#### Requirement:
Exactly repeat the material, dropping only the pictures.

++++

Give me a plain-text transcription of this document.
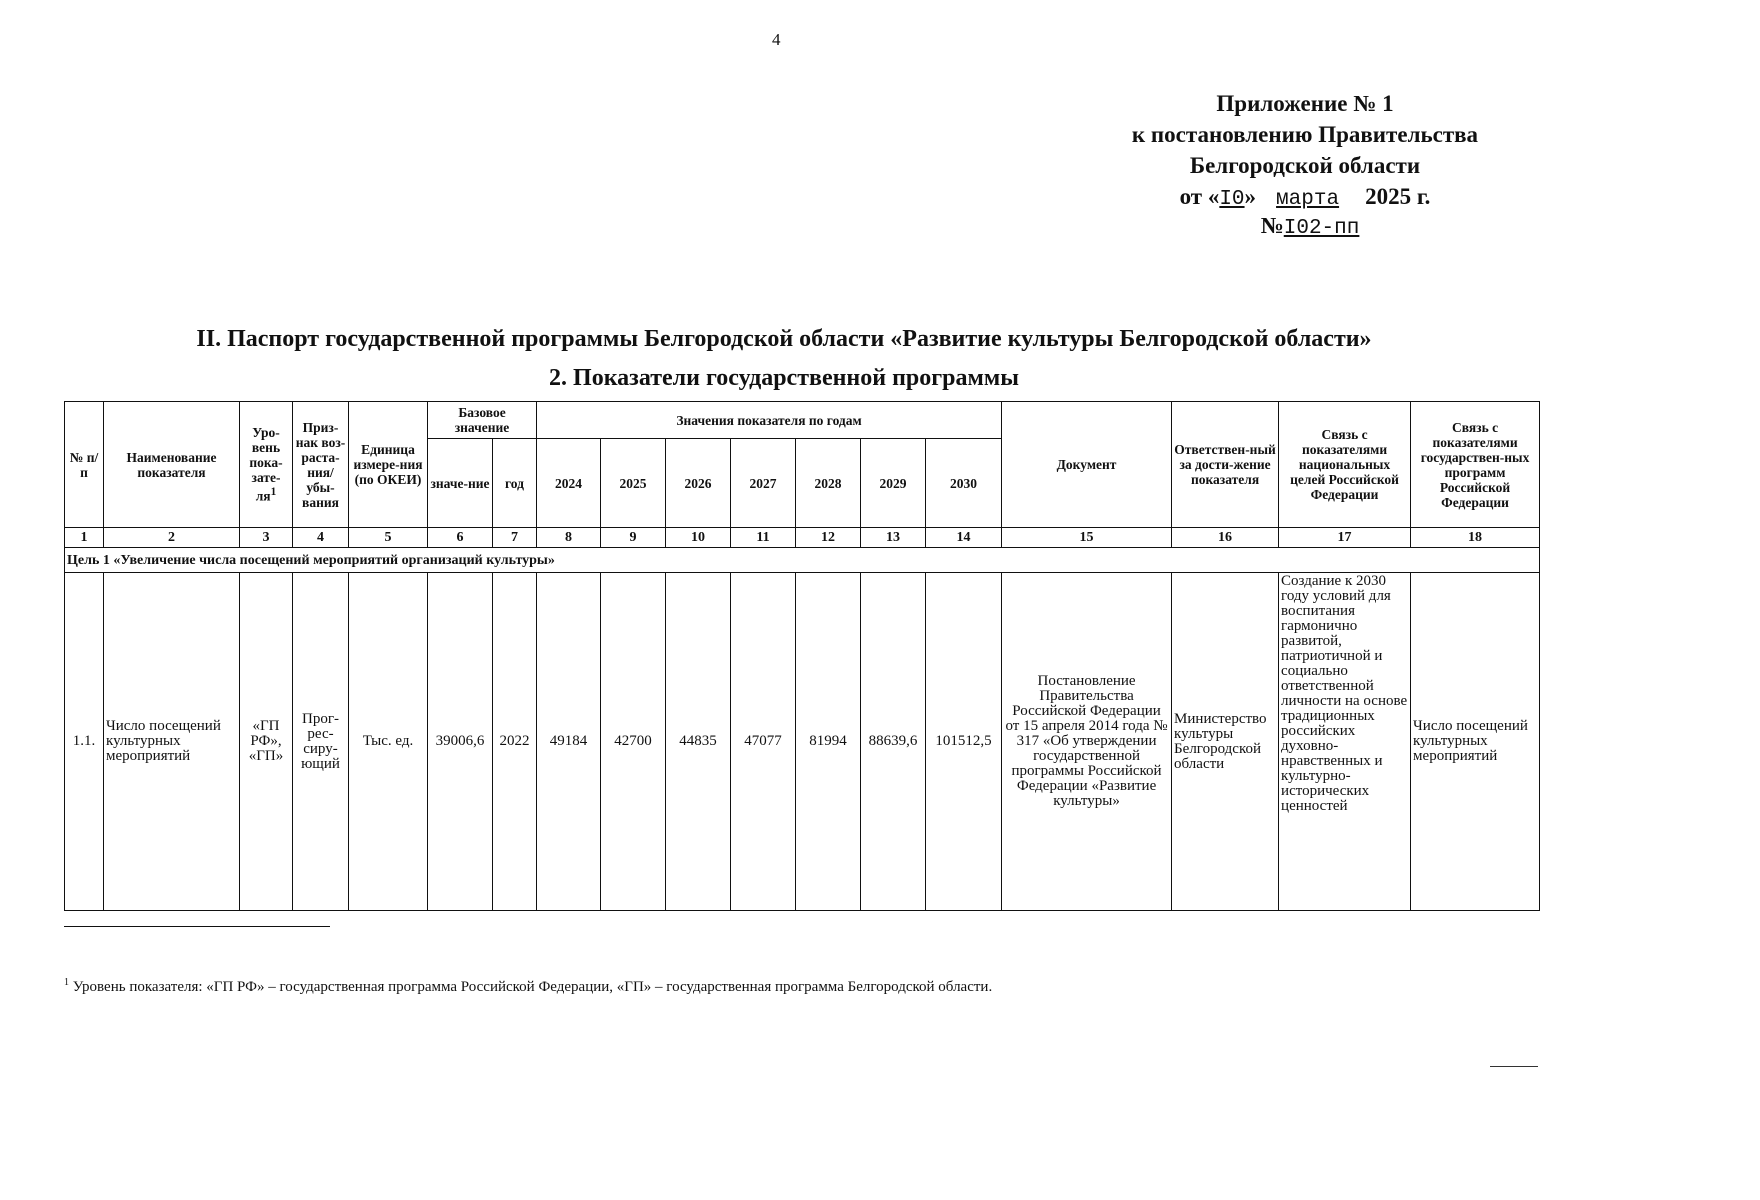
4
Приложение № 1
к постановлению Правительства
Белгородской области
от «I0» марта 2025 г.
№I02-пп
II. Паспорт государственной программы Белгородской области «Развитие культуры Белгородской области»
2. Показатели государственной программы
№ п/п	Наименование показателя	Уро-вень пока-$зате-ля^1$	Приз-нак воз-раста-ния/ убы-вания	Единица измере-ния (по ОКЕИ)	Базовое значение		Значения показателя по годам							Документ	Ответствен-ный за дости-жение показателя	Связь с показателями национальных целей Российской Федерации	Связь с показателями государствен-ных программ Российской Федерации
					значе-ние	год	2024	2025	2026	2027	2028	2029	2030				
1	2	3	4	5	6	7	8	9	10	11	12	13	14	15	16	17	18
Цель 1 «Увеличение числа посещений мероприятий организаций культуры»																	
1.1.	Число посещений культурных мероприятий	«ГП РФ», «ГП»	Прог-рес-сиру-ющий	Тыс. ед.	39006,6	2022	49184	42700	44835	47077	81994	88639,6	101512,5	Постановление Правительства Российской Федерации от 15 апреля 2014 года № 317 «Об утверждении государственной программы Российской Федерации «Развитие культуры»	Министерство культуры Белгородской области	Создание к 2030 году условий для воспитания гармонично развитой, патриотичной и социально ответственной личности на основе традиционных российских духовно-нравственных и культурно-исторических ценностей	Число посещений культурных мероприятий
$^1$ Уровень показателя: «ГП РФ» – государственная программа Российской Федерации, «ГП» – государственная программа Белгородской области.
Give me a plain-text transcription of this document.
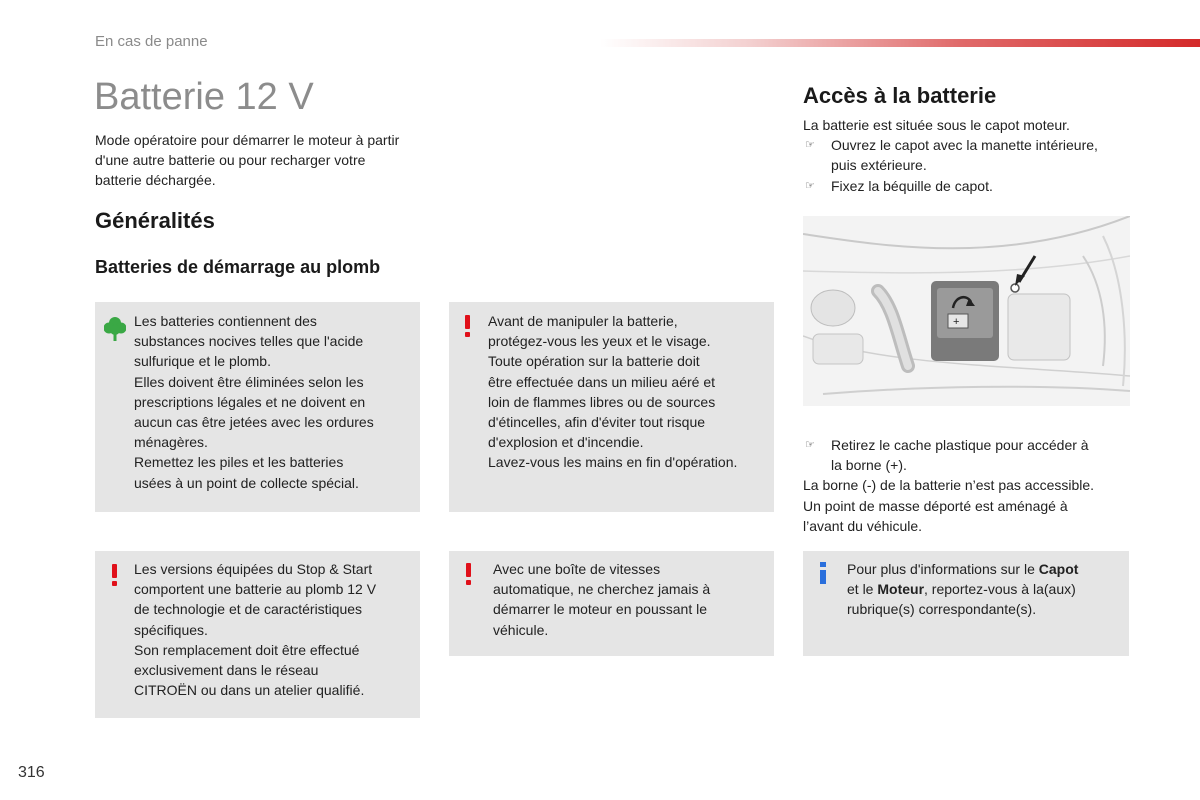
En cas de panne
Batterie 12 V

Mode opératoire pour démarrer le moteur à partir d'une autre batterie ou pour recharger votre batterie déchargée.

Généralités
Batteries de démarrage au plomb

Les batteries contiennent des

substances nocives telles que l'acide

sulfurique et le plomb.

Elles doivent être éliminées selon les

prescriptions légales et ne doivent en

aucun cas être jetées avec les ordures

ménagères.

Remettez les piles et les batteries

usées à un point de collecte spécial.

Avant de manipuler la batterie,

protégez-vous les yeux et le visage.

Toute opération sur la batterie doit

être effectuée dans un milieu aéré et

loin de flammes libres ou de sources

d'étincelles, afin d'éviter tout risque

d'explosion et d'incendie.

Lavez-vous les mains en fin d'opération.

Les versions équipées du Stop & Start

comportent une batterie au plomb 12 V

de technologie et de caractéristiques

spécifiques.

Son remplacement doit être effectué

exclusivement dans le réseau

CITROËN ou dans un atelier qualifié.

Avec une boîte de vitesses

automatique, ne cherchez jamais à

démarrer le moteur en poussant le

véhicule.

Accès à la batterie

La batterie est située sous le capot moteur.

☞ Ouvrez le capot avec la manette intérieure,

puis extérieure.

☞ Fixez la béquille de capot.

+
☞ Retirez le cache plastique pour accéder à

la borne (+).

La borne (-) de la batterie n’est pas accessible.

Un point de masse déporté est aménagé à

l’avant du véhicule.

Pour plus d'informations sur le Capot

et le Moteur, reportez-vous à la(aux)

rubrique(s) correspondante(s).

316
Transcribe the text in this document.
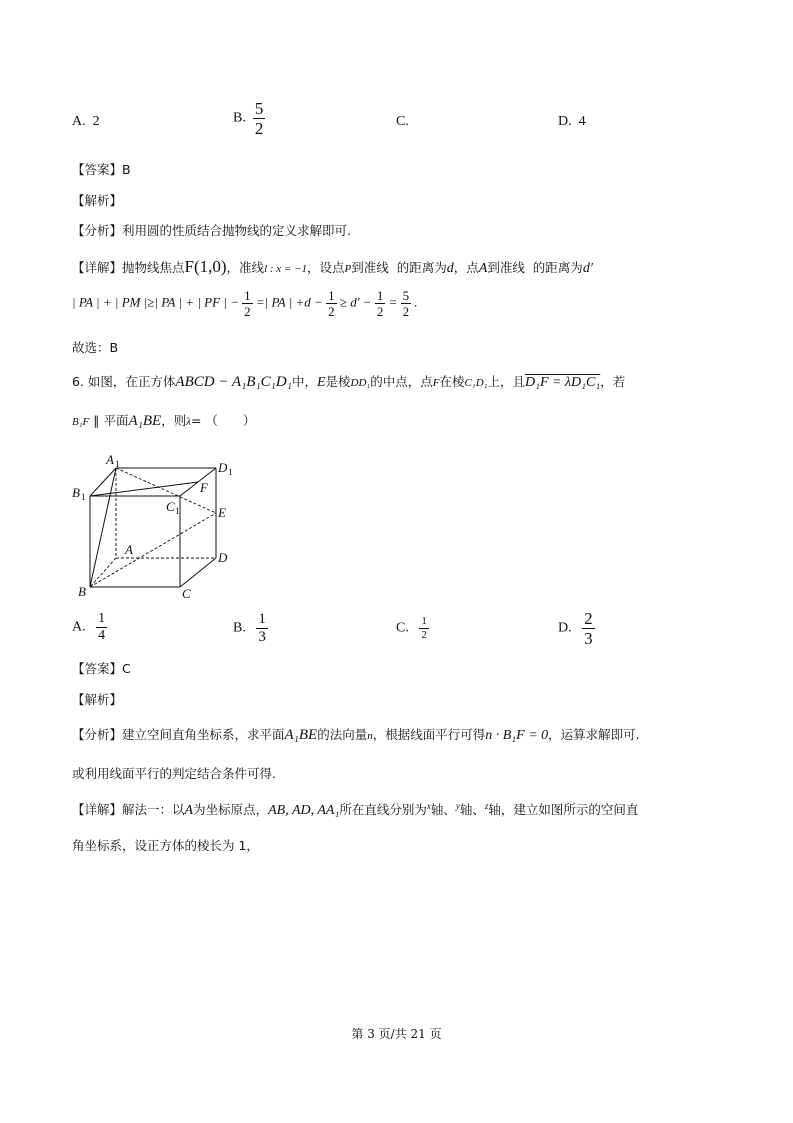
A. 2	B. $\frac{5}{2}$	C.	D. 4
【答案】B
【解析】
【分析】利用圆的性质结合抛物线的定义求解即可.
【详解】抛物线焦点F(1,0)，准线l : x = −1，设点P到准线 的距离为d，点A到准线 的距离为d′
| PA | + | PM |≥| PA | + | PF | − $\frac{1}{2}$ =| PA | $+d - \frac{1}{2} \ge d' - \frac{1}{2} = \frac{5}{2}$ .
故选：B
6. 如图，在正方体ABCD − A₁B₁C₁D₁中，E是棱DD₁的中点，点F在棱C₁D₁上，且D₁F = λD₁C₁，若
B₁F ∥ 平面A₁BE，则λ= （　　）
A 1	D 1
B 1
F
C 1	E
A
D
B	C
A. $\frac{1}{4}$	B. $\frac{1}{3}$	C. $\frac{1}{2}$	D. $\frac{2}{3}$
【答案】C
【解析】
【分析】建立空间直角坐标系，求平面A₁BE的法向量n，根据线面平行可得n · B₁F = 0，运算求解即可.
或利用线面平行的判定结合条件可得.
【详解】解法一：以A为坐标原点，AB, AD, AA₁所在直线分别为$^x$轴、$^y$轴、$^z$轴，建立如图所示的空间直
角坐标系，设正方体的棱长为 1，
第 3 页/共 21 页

++++

#### Task response:
Give me a plain-text transcription of this document.
4
Приложение № 1
к постановлению Правительства
Белгородской области
от «I0» марта 2025 г.
№I02-пп
II. Паспорт государственной программы Белгородской области «Развитие культуры Белгородской области»
2. Показатели государственной программы
№ п/п	Наименование показателя	Уро-вень пока-$зате-ля^1$	Приз-нак воз-раста-ния/ убы-вания	Единица измере-ния (по ОКЕИ)	Базовое значение		Значения показателя по годам							Документ	Ответствен-ный за дости-жение показателя	Связь с показателями национальных целей Российской Федерации	Связь с показателями государствен-ных программ Российской Федерации
					значе-ние	год	2024	2025	2026	2027	2028	2029	2030				
1	2	3	4	5	6	7	8	9	10	11	12	13	14	15	16	17	18
Цель 1 «Увеличение числа посещений мероприятий организаций культуры»																	
1.1.	Число посещений культурных мероприятий	«ГП РФ», «ГП»	Прог-рес-сиру-ющий	Тыс. ед.	39006,6	2022	49184	42700	44835	47077	81994	88639,6	101512,5	Постановление Правительства Российской Федерации от 15 апреля 2014 года № 317 «Об утверждении государственной программы Российской Федерации «Развитие культуры»	Министерство культуры Белгородской области	Создание к 2030 году условий для воспитания гармонично развитой, патриотичной и социально ответственной личности на основе традиционных российских духовно-нравственных и культурно-исторических ценностей	Число посещений культурных мероприятий
$^1$ Уровень показателя: «ГП РФ» – государственная программа Российской Федерации, «ГП» – государственная программа Белгородской области.
Give me a plain-text transcription of this document.
En cas de panne
Batterie 12 V

Mode opératoire pour démarrer le moteur à partir d'une autre batterie ou pour recharger votre batterie déchargée.

Généralités
Batteries de démarrage au plomb

Les batteries contiennent des

substances nocives telles que l'acide

sulfurique et le plomb.

Elles doivent être éliminées selon les

prescriptions légales et ne doivent en

aucun cas être jetées avec les ordures

ménagères.

Remettez les piles et les batteries

usées à un point de collecte spécial.

Avant de manipuler la batterie,

protégez-vous les yeux et le visage.

Toute opération sur la batterie doit

être effectuée dans un milieu aéré et

loin de flammes libres ou de sources

d'étincelles, afin d'éviter tout risque

d'explosion et d'incendie.

Lavez-vous les mains en fin d'opération.

Les versions équipées du Stop & Start

comportent une batterie au plomb 12 V

de technologie et de caractéristiques

spécifiques.

Son remplacement doit être effectué

exclusivement dans le réseau

CITROËN ou dans un atelier qualifié.

Avec une boîte de vitesses

automatique, ne cherchez jamais à

démarrer le moteur en poussant le

véhicule.

Accès à la batterie

La batterie est située sous le capot moteur.

☞ Ouvrez le capot avec la manette intérieure,

puis extérieure.

☞ Fixez la béquille de capot.

+
☞ Retirez le cache plastique pour accéder à

la borne (+).

La borne (-) de la batterie n’est pas accessible.

Un point de masse déporté est aménagé à

l’avant du véhicule.

Pour plus d'informations sur le Capot

et le Moteur, reportez-vous à la(aux)

rubrique(s) correspondante(s).

316
Transcribe the text in this document.
A. 2	B. $\frac{5}{2}$	C.	D. 4
【答案】B
【解析】
【分析】利用圆的性质结合抛物线的定义求解即可.
【详解】抛物线焦点F(1,0)，准线l : x = −1，设点P到准线 的距离为d，点A到准线 的距离为d′
| PA | + | PM |≥| PA | + | PF | − $\frac{1}{2}$ =| PA | $+d - \frac{1}{2} \ge d' - \frac{1}{2} = \frac{5}{2}$ .
故选：B
6. 如图，在正方体ABCD − A₁B₁C₁D₁中，E是棱DD₁的中点，点F在棱C₁D₁上，且D₁F = λD₁C₁，若
B₁F ∥ 平面A₁BE，则λ= （　　）
A 1	D 1
B 1
F
C 1	E
A
D
B	C
A. $\frac{1}{4}$	B. $\frac{1}{3}$	C. $\frac{1}{2}$	D. $\frac{2}{3}$
【答案】C
【解析】
【分析】建立空间直角坐标系，求平面A₁BE的法向量n，根据线面平行可得n · B₁F = 0，运算求解即可.
或利用线面平行的判定结合条件可得.
【详解】解法一：以A为坐标原点，AB, AD, AA₁所在直线分别为$^x$轴、$^y$轴、$^z$轴，建立如图所示的空间直
角坐标系，设正方体的棱长为 1，
第 3 页/共 21 页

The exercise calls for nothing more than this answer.